[start Given records]
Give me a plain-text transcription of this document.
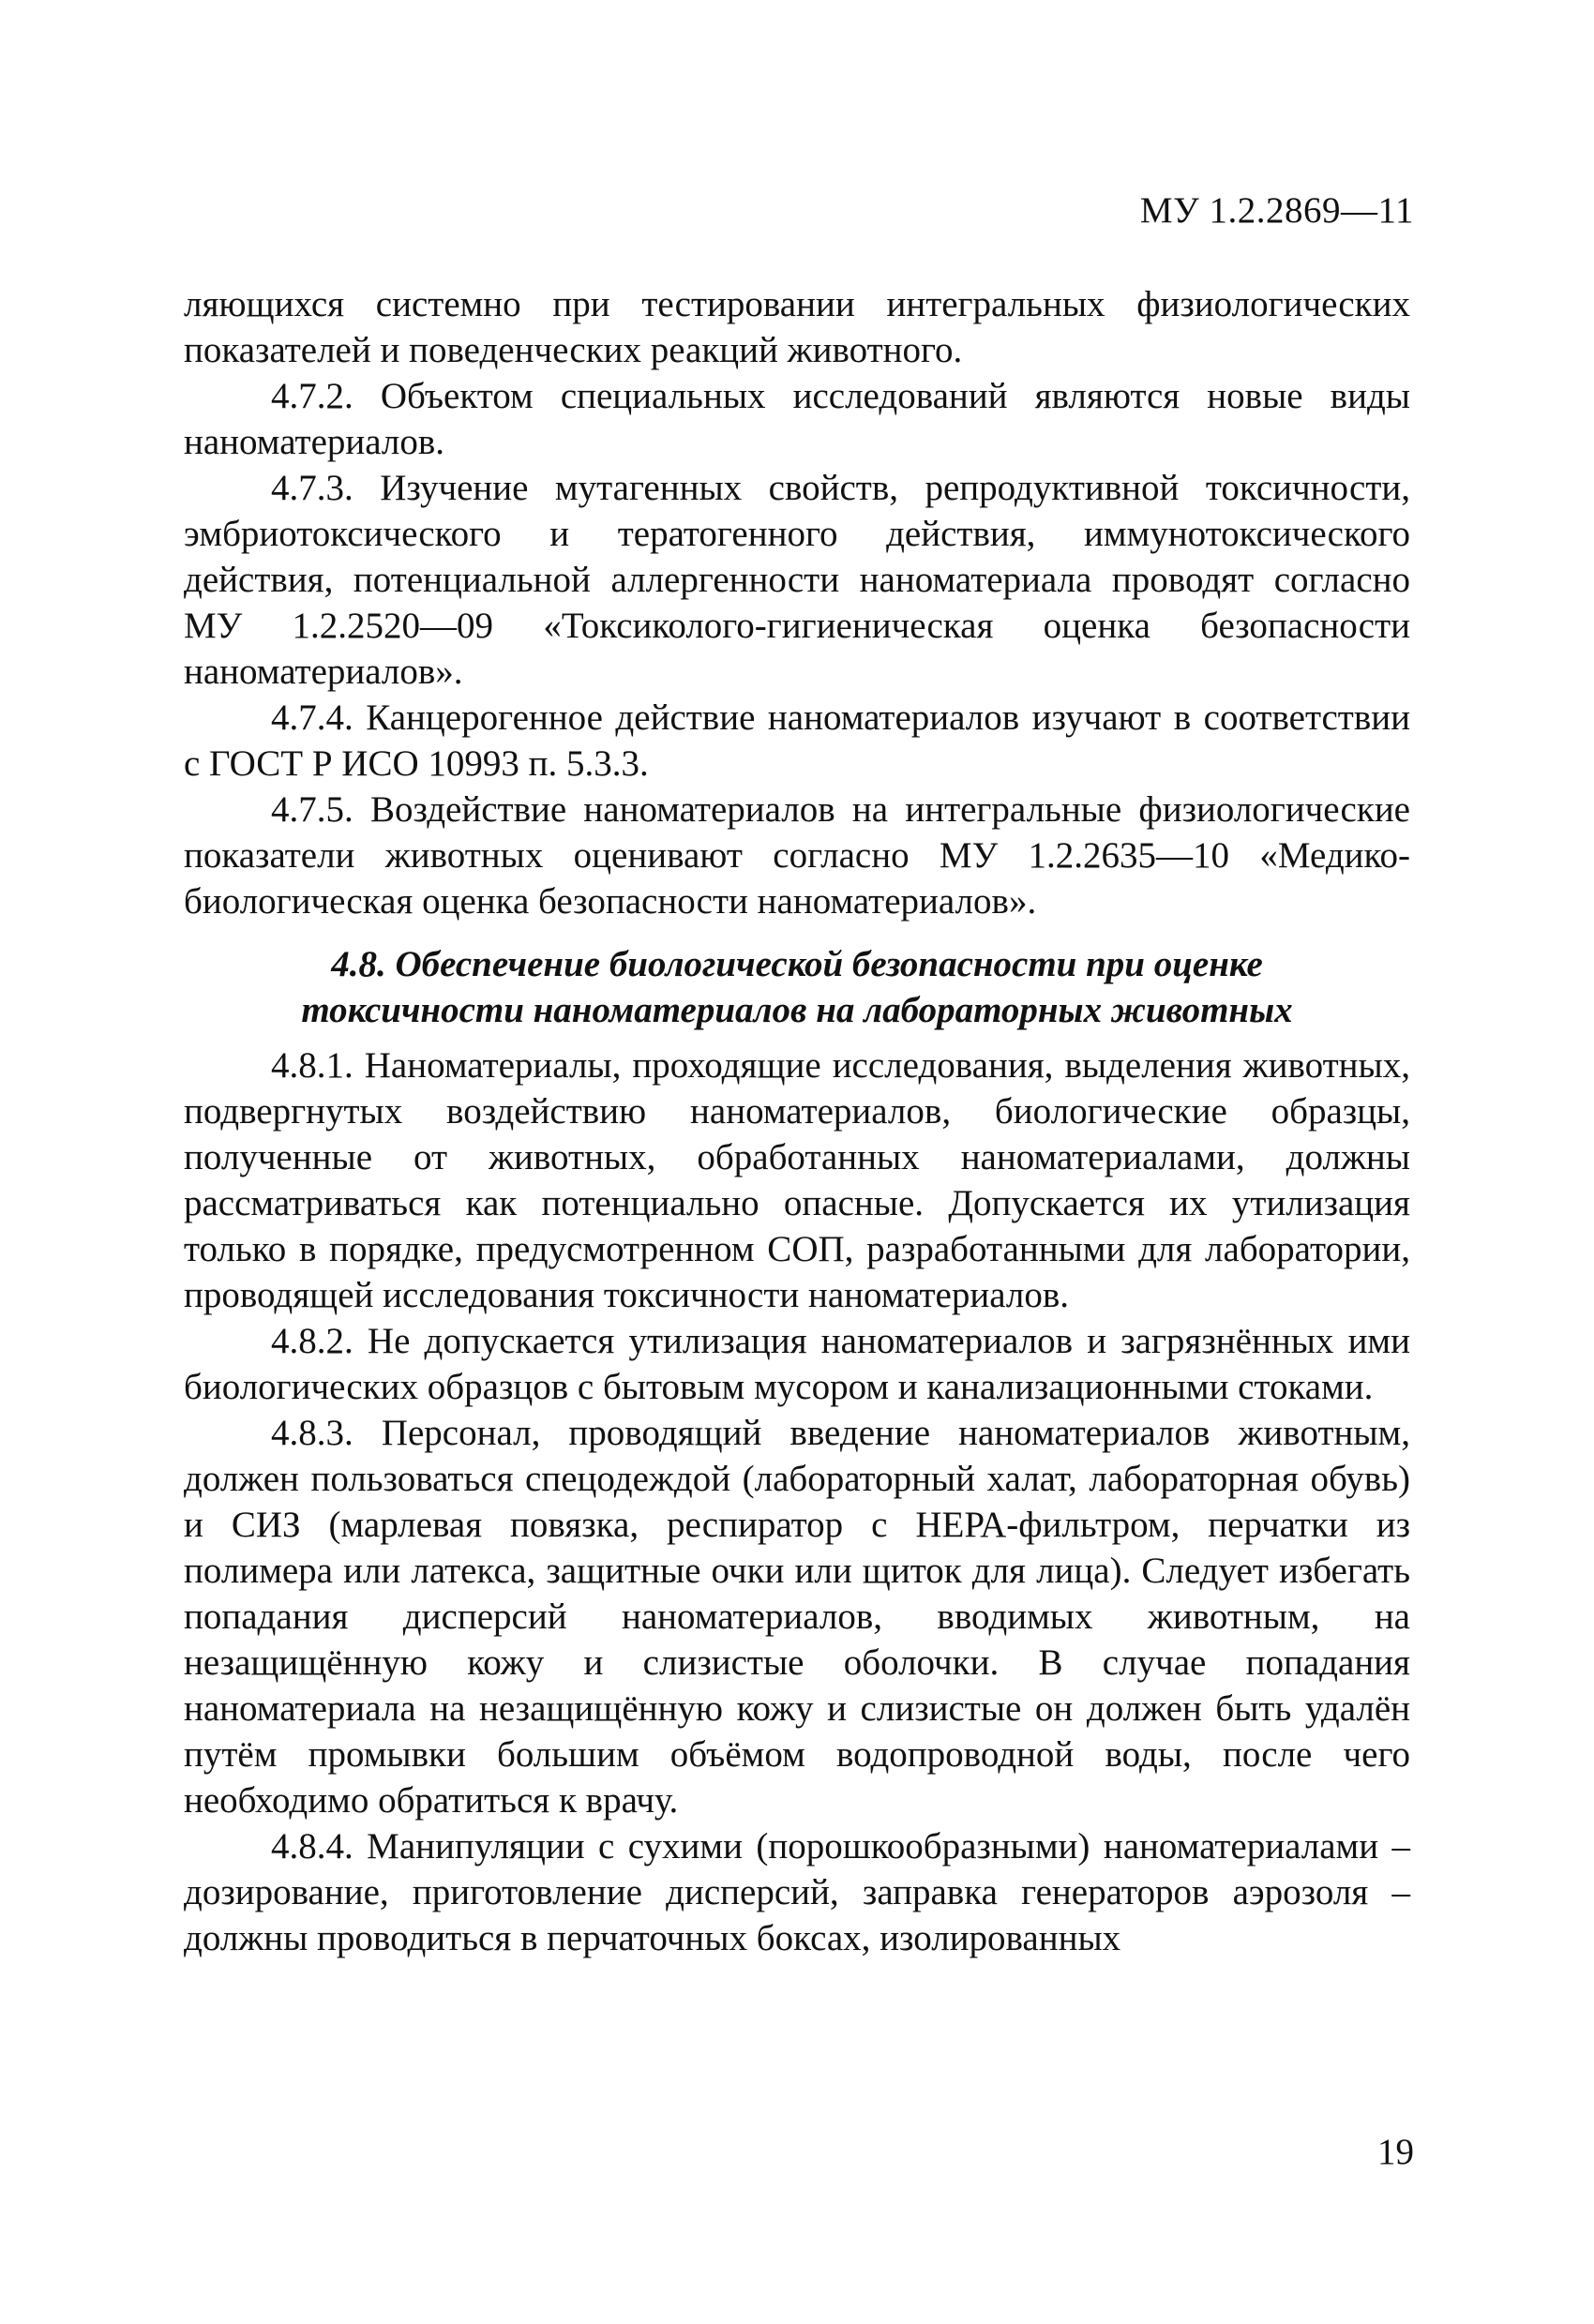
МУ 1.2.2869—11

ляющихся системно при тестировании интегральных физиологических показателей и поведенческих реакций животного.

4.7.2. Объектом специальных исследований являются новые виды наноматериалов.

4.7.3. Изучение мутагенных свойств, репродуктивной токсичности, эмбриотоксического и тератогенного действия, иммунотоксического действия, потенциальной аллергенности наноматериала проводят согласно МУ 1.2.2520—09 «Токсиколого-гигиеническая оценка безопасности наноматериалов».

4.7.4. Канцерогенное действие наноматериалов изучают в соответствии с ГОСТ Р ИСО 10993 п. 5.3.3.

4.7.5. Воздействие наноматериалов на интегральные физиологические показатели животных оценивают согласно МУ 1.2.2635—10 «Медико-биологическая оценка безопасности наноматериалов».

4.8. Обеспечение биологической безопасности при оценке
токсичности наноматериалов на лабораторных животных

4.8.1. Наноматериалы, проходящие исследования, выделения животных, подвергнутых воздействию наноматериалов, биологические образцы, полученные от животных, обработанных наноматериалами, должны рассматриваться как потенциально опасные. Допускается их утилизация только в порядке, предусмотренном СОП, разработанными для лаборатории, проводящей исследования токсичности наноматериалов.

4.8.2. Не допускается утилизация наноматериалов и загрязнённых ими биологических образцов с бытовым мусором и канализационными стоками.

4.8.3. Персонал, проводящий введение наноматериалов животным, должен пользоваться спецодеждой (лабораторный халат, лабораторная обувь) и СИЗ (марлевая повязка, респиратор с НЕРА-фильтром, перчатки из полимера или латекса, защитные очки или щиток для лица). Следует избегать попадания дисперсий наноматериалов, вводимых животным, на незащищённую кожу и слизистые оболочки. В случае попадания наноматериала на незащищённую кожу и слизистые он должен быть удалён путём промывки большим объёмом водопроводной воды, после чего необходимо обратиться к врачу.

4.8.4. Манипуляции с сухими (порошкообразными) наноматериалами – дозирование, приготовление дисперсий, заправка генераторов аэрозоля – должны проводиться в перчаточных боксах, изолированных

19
[end Given records]
_To do_. Repeat the material above in full and exactly, omitting the pictures.

_The answer_.
Give me a plain-text transcription of this document.
МУ 1.2.2869—11

ляющихся системно при тестировании интегральных физиологических показателей и поведенческих реакций животного.

4.7.2. Объектом специальных исследований являются новые виды наноматериалов.

4.7.3. Изучение мутагенных свойств, репродуктивной токсичности, эмбриотоксического и тератогенного действия, иммунотоксического действия, потенциальной аллергенности наноматериала проводят согласно МУ 1.2.2520—09 «Токсиколого-гигиеническая оценка безопасности наноматериалов».

4.7.4. Канцерогенное действие наноматериалов изучают в соответствии с ГОСТ Р ИСО 10993 п. 5.3.3.

4.7.5. Воздействие наноматериалов на интегральные физиологические показатели животных оценивают согласно МУ 1.2.2635—10 «Медико-биологическая оценка безопасности наноматериалов».

4.8. Обеспечение биологической безопасности при оценке
токсичности наноматериалов на лабораторных животных

4.8.1. Наноматериалы, проходящие исследования, выделения животных, подвергнутых воздействию наноматериалов, биологические образцы, полученные от животных, обработанных наноматериалами, должны рассматриваться как потенциально опасные. Допускается их утилизация только в порядке, предусмотренном СОП, разработанными для лаборатории, проводящей исследования токсичности наноматериалов.

4.8.2. Не допускается утилизация наноматериалов и загрязнённых ими биологических образцов с бытовым мусором и канализационными стоками.

4.8.3. Персонал, проводящий введение наноматериалов животным, должен пользоваться спецодеждой (лабораторный халат, лабораторная обувь) и СИЗ (марлевая повязка, респиратор с НЕРА-фильтром, перчатки из полимера или латекса, защитные очки или щиток для лица). Следует избегать попадания дисперсий наноматериалов, вводимых животным, на незащищённую кожу и слизистые оболочки. В случае попадания наноматериала на незащищённую кожу и слизистые он должен быть удалён путём промывки большим объёмом водопроводной воды, после чего необходимо обратиться к врачу.

4.8.4. Манипуляции с сухими (порошкообразными) наноматериалами – дозирование, приготовление дисперсий, заправка генераторов аэрозоля – должны проводиться в перчаточных боксах, изолированных

19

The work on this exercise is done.